BEGIN INFORMATION GIVEN
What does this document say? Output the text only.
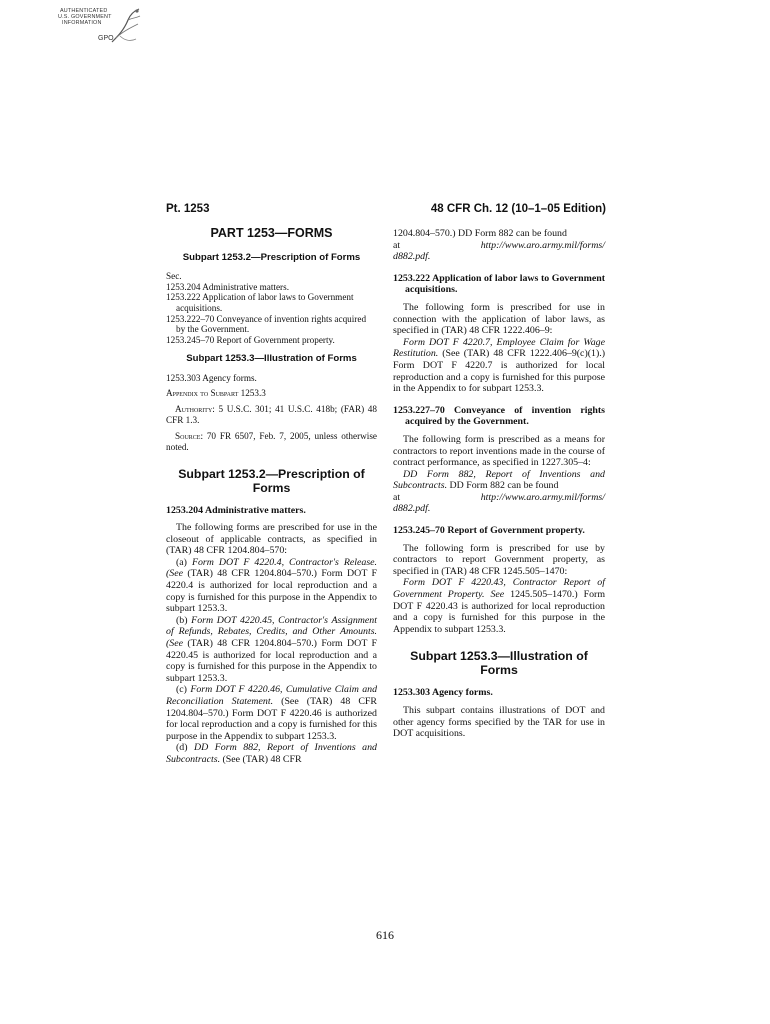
AUTHENTICATED
U.S. GOVERNMENT
INFORMATION
GPO
Pt. 1253	48 CFR Ch. 12 (10–1–05 Edition)
PART 1253—FORMS
Subpart 1253.2—Prescription of Forms
Sec.
1253.204 Administrative matters.
1253.222 Application of labor laws to Government acquisitions.
1253.222–70 Conveyance of invention rights acquired by the Government.
1253.245–70 Report of Government property.
Subpart 1253.3—Illustration of Forms
1253.303 Agency forms.
Appendix to Subpart 1253.3
Authority: 5 U.S.C. 301; 41 U.S.C. 418b; (FAR) 48 CFR 1.3.
Source: 70 FR 6507, Feb. 7, 2005, unless otherwise noted.
Subpart 1253.2—Prescription of Forms
1253.204 Administrative matters.

The following forms are prescribed for use in the closeout of applicable contracts, as specified in (TAR) 48 CFR 1204.804–570:

(a) Form DOT F 4220.4, Contractor's Release. (See (TAR) 48 CFR 1204.804–570.) Form DOT F 4220.4 is authorized for local reproduction and a copy is furnished for this purpose in the Appendix to subpart 1253.3.

(b) Form DOT 4220.45, Contractor's Assignment of Refunds, Rebates, Credits, and Other Amounts. (See (TAR) 48 CFR 1204.804–570.) Form DOT F 4220.45 is authorized for local reproduction and a copy is furnished for this purpose in the Appendix to subpart 1253.3.

(c) Form DOT F 4220.46, Cumulative Claim and Reconciliation Statement. (See (TAR) 48 CFR 1204.804–570.) Form DOT F 4220.46 is authorized for local reproduction and a copy is furnished for this purpose in the Appendix to subpart 1253.3.

(d) DD Form 882, Report of Inventions and Subcontracts. (See (TAR) 48 CFR

1204.804–570.) DD Form 882 can be found

at	http://www.aro.army.mil/forms/
d882.pdf.
1253.222 Application of labor laws to Government acquisitions.

The following form is prescribed for use in connection with the application of labor laws, as specified in (TAR) 48 CFR 1222.406–9:

Form DOT F 4220.7, Employee Claim for Wage Restitution. (See (TAR) 48 CFR 1222.406–9(c)(1).) Form DOT F 4220.7 is authorized for local reproduction and a copy is furnished for this purpose in the Appendix to for subpart 1253.3.

1253.227–70 Conveyance of invention rights acquired by the Government.

The following form is prescribed as a means for contractors to report inventions made in the course of contract performance, as specified in 1227.305–4:

DD Form 882, Report of Inventions and Subcontracts. DD Form 882 can be found

at	http://www.aro.army.mil/forms/
d882.pdf.
1253.245–70 Report of Government property.

The following form is prescribed for use by contractors to report Government property, as specified in (TAR) 48 CFR 1245.505–1470:

Form DOT F 4220.43, Contractor Report of Government Property. See 1245.505–1470.) Form DOT F 4220.43 is authorized for local reproduction and a copy is furnished for this purpose in the Appendix to subpart 1253.3.

Subpart 1253.3—Illustration of Forms
1253.303 Agency forms.

This subpart contains illustrations of DOT and other agency forms specified by the TAR for use in DOT acquisitions.

616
END INFORMATION GIVEN
TASK DETAILS: Write out the material above once more, exactly as it reads, with no pictures.

CORRECT RESULT:
What does this document say? Output the text only.
AUTHENTICATED
U.S. GOVERNMENT
INFORMATION
GPO
Pt. 1253	48 CFR Ch. 12 (10–1–05 Edition)
PART 1253—FORMS
Subpart 1253.2—Prescription of Forms
Sec.
1253.204 Administrative matters.
1253.222 Application of labor laws to Government acquisitions.
1253.222–70 Conveyance of invention rights acquired by the Government.
1253.245–70 Report of Government property.
Subpart 1253.3—Illustration of Forms
1253.303 Agency forms.
Appendix to Subpart 1253.3
Authority: 5 U.S.C. 301; 41 U.S.C. 418b; (FAR) 48 CFR 1.3.
Source: 70 FR 6507, Feb. 7, 2005, unless otherwise noted.
Subpart 1253.2—Prescription of Forms
1253.204 Administrative matters.

The following forms are prescribed for use in the closeout of applicable contracts, as specified in (TAR) 48 CFR 1204.804–570:

(a) Form DOT F 4220.4, Contractor's Release. (See (TAR) 48 CFR 1204.804–570.) Form DOT F 4220.4 is authorized for local reproduction and a copy is furnished for this purpose in the Appendix to subpart 1253.3.

(b) Form DOT 4220.45, Contractor's Assignment of Refunds, Rebates, Credits, and Other Amounts. (See (TAR) 48 CFR 1204.804–570.) Form DOT F 4220.45 is authorized for local reproduction and a copy is furnished for this purpose in the Appendix to subpart 1253.3.

(c) Form DOT F 4220.46, Cumulative Claim and Reconciliation Statement. (See (TAR) 48 CFR 1204.804–570.) Form DOT F 4220.46 is authorized for local reproduction and a copy is furnished for this purpose in the Appendix to subpart 1253.3.

(d) DD Form 882, Report of Inventions and Subcontracts. (See (TAR) 48 CFR

1204.804–570.) DD Form 882 can be found

at	http://www.aro.army.mil/forms/
d882.pdf.
1253.222 Application of labor laws to Government acquisitions.

The following form is prescribed for use in connection with the application of labor laws, as specified in (TAR) 48 CFR 1222.406–9:

Form DOT F 4220.7, Employee Claim for Wage Restitution. (See (TAR) 48 CFR 1222.406–9(c)(1).) Form DOT F 4220.7 is authorized for local reproduction and a copy is furnished for this purpose in the Appendix to for subpart 1253.3.

1253.227–70 Conveyance of invention rights acquired by the Government.

The following form is prescribed as a means for contractors to report inventions made in the course of contract performance, as specified in 1227.305–4:

DD Form 882, Report of Inventions and Subcontracts. DD Form 882 can be found

at	http://www.aro.army.mil/forms/
d882.pdf.
1253.245–70 Report of Government property.

The following form is prescribed for use by contractors to report Government property, as specified in (TAR) 48 CFR 1245.505–1470:

Form DOT F 4220.43, Contractor Report of Government Property. See 1245.505–1470.) Form DOT F 4220.43 is authorized for local reproduction and a copy is furnished for this purpose in the Appendix to subpart 1253.3.

Subpart 1253.3—Illustration of Forms
1253.303 Agency forms.

This subpart contains illustrations of DOT and other agency forms specified by the TAR for use in DOT acquisitions.

616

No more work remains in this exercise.